Exercise requirements: Leave out the pictures and retype exactly the lines from the one with "Extract the structured" through the end of the records.

Data shown:

*-*-*

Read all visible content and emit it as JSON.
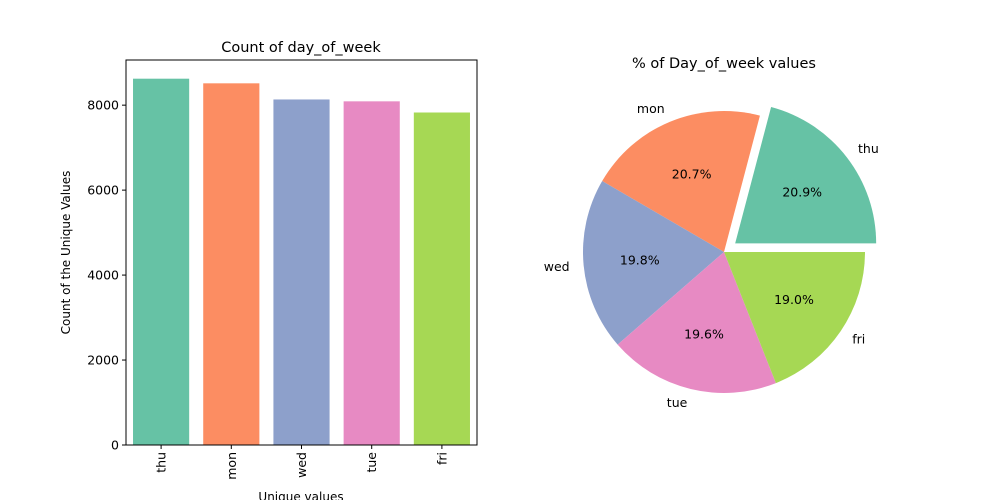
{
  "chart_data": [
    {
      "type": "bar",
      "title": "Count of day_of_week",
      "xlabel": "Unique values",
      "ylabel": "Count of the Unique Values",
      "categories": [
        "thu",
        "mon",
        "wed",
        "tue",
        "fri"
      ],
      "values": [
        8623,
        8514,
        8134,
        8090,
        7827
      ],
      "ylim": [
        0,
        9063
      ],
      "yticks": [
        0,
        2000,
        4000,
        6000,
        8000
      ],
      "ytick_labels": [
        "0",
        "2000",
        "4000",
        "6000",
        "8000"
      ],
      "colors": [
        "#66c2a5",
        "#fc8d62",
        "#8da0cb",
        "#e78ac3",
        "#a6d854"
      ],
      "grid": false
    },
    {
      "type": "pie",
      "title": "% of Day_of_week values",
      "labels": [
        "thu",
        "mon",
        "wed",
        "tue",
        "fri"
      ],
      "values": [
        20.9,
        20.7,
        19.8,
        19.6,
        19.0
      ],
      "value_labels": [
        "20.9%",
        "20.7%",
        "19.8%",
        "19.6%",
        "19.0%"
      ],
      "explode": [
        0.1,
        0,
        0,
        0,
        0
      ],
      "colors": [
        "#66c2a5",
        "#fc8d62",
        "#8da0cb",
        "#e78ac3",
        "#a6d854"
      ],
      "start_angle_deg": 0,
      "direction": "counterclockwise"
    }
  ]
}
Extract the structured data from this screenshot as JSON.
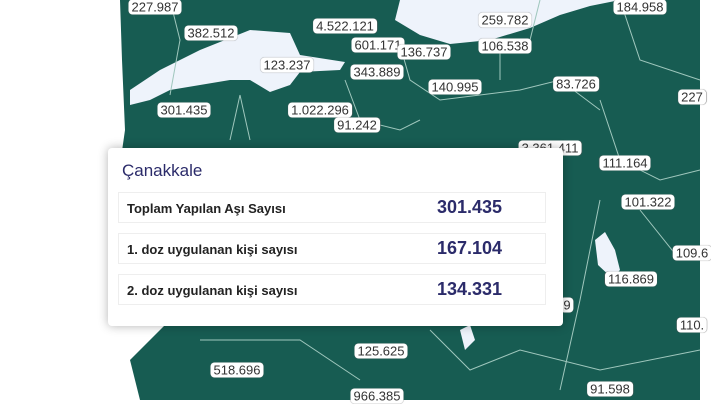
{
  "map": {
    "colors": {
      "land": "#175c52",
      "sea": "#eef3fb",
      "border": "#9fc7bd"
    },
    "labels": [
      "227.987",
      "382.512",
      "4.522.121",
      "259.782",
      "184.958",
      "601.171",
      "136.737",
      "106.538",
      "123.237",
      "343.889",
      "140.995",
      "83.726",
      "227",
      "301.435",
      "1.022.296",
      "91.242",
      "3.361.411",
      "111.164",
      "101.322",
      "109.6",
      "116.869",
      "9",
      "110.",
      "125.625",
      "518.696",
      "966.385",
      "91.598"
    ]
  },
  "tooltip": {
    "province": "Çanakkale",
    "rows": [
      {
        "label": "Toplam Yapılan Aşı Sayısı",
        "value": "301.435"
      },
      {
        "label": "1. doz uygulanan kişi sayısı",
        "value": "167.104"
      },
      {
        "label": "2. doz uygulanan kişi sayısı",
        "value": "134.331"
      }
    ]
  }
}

*-*-*

In response:
Extract the structured data from this screenshot as JSON.
{
  "map": {
    "colors": {
      "land": "#175c52",
      "sea": "#eef3fb",
      "border": "#9fc7bd"
    },
    "labels": [
      "227.987",
      "382.512",
      "4.522.121",
      "259.782",
      "184.958",
      "601.171",
      "136.737",
      "106.538",
      "123.237",
      "343.889",
      "140.995",
      "83.726",
      "227",
      "301.435",
      "1.022.296",
      "91.242",
      "3.361.411",
      "111.164",
      "101.322",
      "109.6",
      "116.869",
      "9",
      "110.",
      "125.625",
      "518.696",
      "966.385",
      "91.598"
    ]
  },
  "tooltip": {
    "province": "Çanakkale",
    "rows": [
      {
        "label": "Toplam Yapılan Aşı Sayısı",
        "value": "301.435"
      },
      {
        "label": "1. doz uygulanan kişi sayısı",
        "value": "167.104"
      },
      {
        "label": "2. doz uygulanan kişi sayısı",
        "value": "134.331"
      }
    ]
  }
}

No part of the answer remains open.